* begin DATA EXCERPTS *

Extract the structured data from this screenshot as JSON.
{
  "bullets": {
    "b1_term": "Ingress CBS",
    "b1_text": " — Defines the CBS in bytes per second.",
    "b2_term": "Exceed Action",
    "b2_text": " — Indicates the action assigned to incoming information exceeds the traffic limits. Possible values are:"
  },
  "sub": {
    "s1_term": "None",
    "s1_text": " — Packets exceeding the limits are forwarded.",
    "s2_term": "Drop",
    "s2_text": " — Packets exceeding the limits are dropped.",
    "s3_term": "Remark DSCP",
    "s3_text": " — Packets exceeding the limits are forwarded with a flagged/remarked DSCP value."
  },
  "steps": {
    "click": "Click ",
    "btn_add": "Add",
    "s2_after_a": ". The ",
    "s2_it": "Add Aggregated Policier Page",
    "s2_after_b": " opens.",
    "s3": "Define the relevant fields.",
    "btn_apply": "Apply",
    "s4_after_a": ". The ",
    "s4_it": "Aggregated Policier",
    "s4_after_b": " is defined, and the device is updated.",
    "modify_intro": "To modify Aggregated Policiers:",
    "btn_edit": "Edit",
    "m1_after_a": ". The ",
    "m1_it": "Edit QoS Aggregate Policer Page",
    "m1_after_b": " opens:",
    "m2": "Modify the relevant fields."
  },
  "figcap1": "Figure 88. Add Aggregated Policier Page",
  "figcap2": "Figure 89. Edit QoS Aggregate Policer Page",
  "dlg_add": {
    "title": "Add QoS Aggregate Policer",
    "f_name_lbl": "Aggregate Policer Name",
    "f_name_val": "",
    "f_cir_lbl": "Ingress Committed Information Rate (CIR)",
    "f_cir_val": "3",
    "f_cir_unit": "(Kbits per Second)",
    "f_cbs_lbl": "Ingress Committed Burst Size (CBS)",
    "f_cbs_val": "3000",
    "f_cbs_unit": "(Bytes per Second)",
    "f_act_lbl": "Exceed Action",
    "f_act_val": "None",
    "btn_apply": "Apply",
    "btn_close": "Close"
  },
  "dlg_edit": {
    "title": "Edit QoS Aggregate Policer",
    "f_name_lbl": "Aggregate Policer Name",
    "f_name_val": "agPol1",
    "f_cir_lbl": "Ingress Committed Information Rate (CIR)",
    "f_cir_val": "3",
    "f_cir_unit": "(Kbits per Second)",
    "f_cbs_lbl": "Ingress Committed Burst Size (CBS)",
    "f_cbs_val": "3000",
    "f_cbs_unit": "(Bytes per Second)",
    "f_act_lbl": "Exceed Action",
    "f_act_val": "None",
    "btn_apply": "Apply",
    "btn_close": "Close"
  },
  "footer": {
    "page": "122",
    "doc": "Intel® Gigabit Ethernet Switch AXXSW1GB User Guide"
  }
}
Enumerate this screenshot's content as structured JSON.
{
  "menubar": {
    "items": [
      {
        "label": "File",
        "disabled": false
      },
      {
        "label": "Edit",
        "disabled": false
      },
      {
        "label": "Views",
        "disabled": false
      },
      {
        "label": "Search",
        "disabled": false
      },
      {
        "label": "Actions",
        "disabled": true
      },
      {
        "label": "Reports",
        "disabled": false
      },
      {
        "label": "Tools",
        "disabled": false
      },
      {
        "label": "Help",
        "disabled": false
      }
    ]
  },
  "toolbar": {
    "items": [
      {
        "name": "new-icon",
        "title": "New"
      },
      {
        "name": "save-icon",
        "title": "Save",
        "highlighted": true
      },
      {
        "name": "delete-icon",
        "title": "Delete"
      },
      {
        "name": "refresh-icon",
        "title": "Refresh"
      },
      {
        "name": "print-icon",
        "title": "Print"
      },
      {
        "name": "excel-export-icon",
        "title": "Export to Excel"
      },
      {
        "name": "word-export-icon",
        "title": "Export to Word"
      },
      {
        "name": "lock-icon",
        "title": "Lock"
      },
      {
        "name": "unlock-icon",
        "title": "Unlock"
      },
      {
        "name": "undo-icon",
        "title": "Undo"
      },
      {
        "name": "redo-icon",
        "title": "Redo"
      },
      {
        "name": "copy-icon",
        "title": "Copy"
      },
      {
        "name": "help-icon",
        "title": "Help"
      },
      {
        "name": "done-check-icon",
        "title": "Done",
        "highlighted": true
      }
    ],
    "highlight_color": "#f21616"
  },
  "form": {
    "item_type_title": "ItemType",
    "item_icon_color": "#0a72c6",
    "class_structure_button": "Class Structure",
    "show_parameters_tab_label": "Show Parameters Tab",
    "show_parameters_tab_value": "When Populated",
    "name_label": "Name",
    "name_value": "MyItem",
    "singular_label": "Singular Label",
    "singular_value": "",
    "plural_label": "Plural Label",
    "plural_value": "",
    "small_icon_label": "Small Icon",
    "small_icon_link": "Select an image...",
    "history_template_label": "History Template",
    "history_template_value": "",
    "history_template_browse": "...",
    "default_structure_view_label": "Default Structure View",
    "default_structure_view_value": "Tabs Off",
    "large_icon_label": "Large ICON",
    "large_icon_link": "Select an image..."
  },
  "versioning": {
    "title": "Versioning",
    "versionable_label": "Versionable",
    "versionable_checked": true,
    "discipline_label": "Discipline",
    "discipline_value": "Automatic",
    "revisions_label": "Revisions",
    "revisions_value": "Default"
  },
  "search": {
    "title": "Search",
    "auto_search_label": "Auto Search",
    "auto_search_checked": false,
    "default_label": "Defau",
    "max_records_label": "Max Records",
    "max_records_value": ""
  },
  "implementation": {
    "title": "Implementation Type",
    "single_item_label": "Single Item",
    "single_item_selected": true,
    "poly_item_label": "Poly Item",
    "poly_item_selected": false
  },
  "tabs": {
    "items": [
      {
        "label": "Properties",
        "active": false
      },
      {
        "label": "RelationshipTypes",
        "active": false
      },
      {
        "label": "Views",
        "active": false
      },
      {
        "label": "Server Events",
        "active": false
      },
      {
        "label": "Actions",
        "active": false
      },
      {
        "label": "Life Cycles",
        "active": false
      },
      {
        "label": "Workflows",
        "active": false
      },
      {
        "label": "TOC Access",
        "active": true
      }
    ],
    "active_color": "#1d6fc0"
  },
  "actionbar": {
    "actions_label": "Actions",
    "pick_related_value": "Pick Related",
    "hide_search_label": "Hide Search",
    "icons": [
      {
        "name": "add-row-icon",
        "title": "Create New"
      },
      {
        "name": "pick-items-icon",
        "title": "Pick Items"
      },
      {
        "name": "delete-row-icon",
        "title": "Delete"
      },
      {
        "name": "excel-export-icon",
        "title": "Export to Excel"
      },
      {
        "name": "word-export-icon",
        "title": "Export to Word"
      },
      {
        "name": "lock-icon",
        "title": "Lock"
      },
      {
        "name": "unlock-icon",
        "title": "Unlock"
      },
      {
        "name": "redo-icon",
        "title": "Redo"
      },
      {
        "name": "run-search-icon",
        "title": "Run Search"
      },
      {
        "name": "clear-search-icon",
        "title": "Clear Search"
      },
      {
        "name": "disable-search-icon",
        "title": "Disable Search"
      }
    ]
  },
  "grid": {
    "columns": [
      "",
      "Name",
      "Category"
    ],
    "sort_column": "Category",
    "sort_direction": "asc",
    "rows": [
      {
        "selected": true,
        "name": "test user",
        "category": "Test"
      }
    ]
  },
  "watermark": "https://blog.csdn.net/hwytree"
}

* end DATA EXCERPTS *

Collect every line from the records above that contains the word "screenshot".

RESULT OF THE TASK:
Extract the structured data from this screenshot as JSON.
Enumerate this screenshot's content as structured JSON.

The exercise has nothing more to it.